WORK TO COMPLETE
Locate the string "avskrmate" in the records below. Copy every line where it occurs.

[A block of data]

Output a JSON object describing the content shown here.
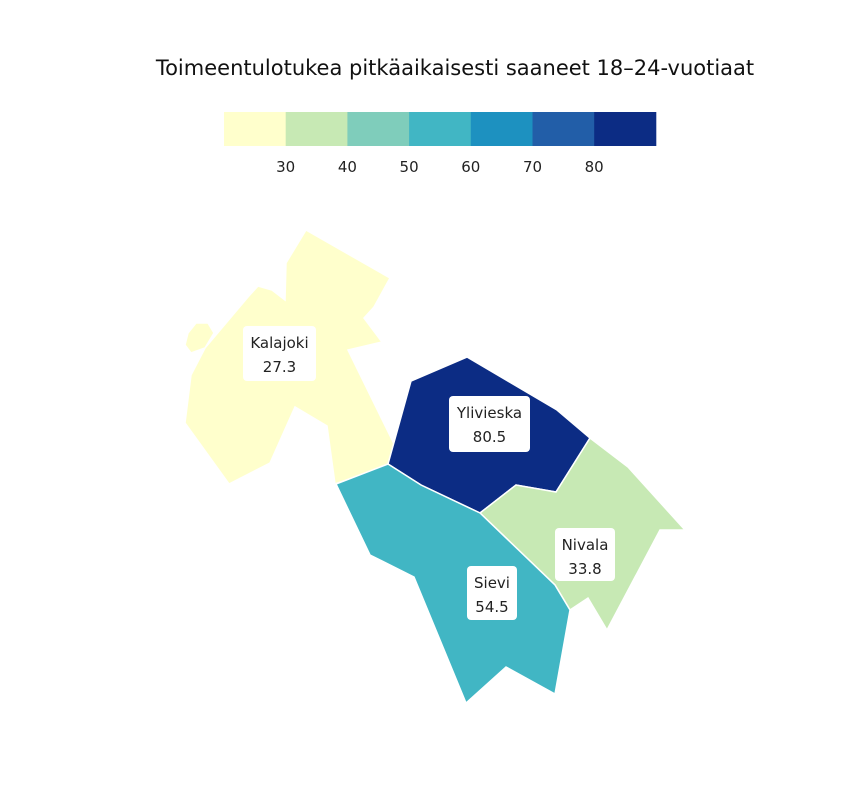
{
  "title": "Toimeentulotukea pitkäaikaisesti saaneet 18–24-vuotiaat",
  "legend": {
    "colors": [
      "#ffffcc",
      "#c7e9b4",
      "#7fcdbb",
      "#41b6c4",
      "#1d91c0",
      "#225ea8",
      "#0c2c84"
    ],
    "breaks": [
      "30",
      "40",
      "50",
      "60",
      "70",
      "80"
    ]
  },
  "regions": [
    {
      "name": "Kalajoki",
      "value": "27.3",
      "color": "#ffffcc"
    },
    {
      "name": "Ylivieska",
      "value": "80.5",
      "color": "#0c2c84"
    },
    {
      "name": "Nivala",
      "value": "33.8",
      "color": "#c7e9b4"
    },
    {
      "name": "Sievi",
      "value": "54.5",
      "color": "#41b6c4"
    }
  ]
}
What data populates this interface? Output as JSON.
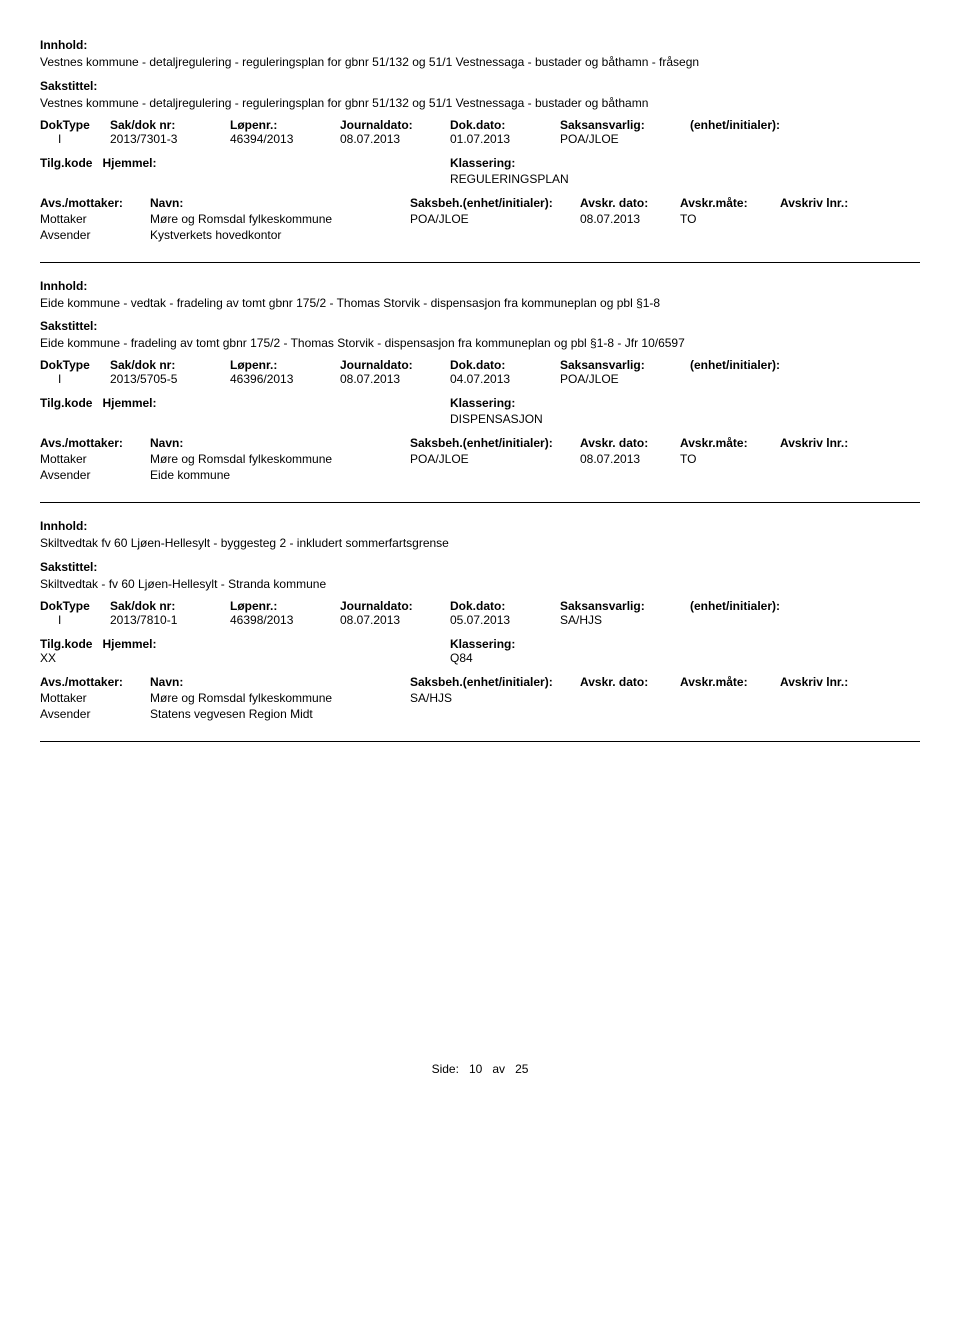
{
  "labels": {
    "innhold": "Innhold:",
    "sakstittel": "Sakstittel:",
    "doktype": "DokType",
    "sakdok": "Sak/dok nr:",
    "lopenr": "Løpenr.:",
    "journaldato": "Journaldato:",
    "dokdato": "Dok.dato:",
    "saksansvarlig": "Saksansvarlig:",
    "enhet": "(enhet/initialer):",
    "tilgkode": "Tilg.kode",
    "hjemmel": "Hjemmel:",
    "klassering": "Klassering:",
    "avsmottaker": "Avs./mottaker:",
    "navn": "Navn:",
    "saksbeh": "Saksbeh.(enhet/initialer):",
    "avskrdato": "Avskr. dato:",
    "avskrmate": "Avskr.måte:",
    "avskrivlnr": "Avskriv lnr.:",
    "mottaker": "Mottaker",
    "avsender": "Avsender"
  },
  "records": [
    {
      "innhold": "Vestnes kommune - detaljregulering - reguleringsplan for gbnr 51/132 og 51/1 Vestnessaga - bustader og båthamn - fråsegn",
      "sakstittel": "Vestnes kommune - detaljregulering - reguleringsplan for gbnr 51/132 og 51/1 Vestnessaga - bustader og båthamn",
      "doktype": "I",
      "sakdok": "2013/7301-3",
      "lopenr": "46394/2013",
      "journaldato": "08.07.2013",
      "dokdato": "01.07.2013",
      "saksansvarlig": "POA/JLOE",
      "tilgkode": "",
      "klassering": "REGULERINGSPLAN",
      "mottaker_navn": "Møre og Romsdal fylkeskommune",
      "saksbeh_val": "POA/JLOE",
      "avskrdato": "08.07.2013",
      "avskrmate": "TO",
      "avsender_val": "Kystverkets hovedkontor"
    },
    {
      "innhold": "Eide kommune - vedtak - fradeling av tomt gbnr 175/2 - Thomas Storvik - dispensasjon fra kommuneplan og pbl §1-8",
      "sakstittel": "Eide kommune - fradeling av tomt gbnr 175/2 - Thomas Storvik - dispensasjon fra kommuneplan og pbl §1-8 - Jfr 10/6597",
      "doktype": "I",
      "sakdok": "2013/5705-5",
      "lopenr": "46396/2013",
      "journaldato": "08.07.2013",
      "dokdato": "04.07.2013",
      "saksansvarlig": "POA/JLOE",
      "tilgkode": "",
      "klassering": "DISPENSASJON",
      "mottaker_navn": "Møre og Romsdal fylkeskommune",
      "saksbeh_val": "POA/JLOE",
      "avskrdato": "08.07.2013",
      "avskrmate": "TO",
      "avsender_val": "Eide kommune"
    },
    {
      "innhold": "Skiltvedtak fv 60 Ljøen-Hellesylt - byggesteg 2 - inkludert sommerfartsgrense",
      "sakstittel": "Skiltvedtak - fv 60 Ljøen-Hellesylt - Stranda kommune",
      "doktype": "I",
      "sakdok": "2013/7810-1",
      "lopenr": "46398/2013",
      "journaldato": "08.07.2013",
      "dokdato": "05.07.2013",
      "saksansvarlig": "SA/HJS",
      "tilgkode": "XX",
      "klassering": "Q84",
      "mottaker_navn": "Møre og Romsdal fylkeskommune",
      "saksbeh_val": "SA/HJS",
      "avskrdato": "",
      "avskrmate": "",
      "avsender_val": "Statens vegvesen Region Midt"
    }
  ],
  "footer": {
    "side_label": "Side:",
    "page_current": "10",
    "page_sep": "av",
    "page_total": "25"
  }
}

EXPECTED ANSWER
    "avskrmate": "Avskr.måte:",
      "avskrmate": "TO",
      "avskrmate": "TO",
      "avskrmate": "",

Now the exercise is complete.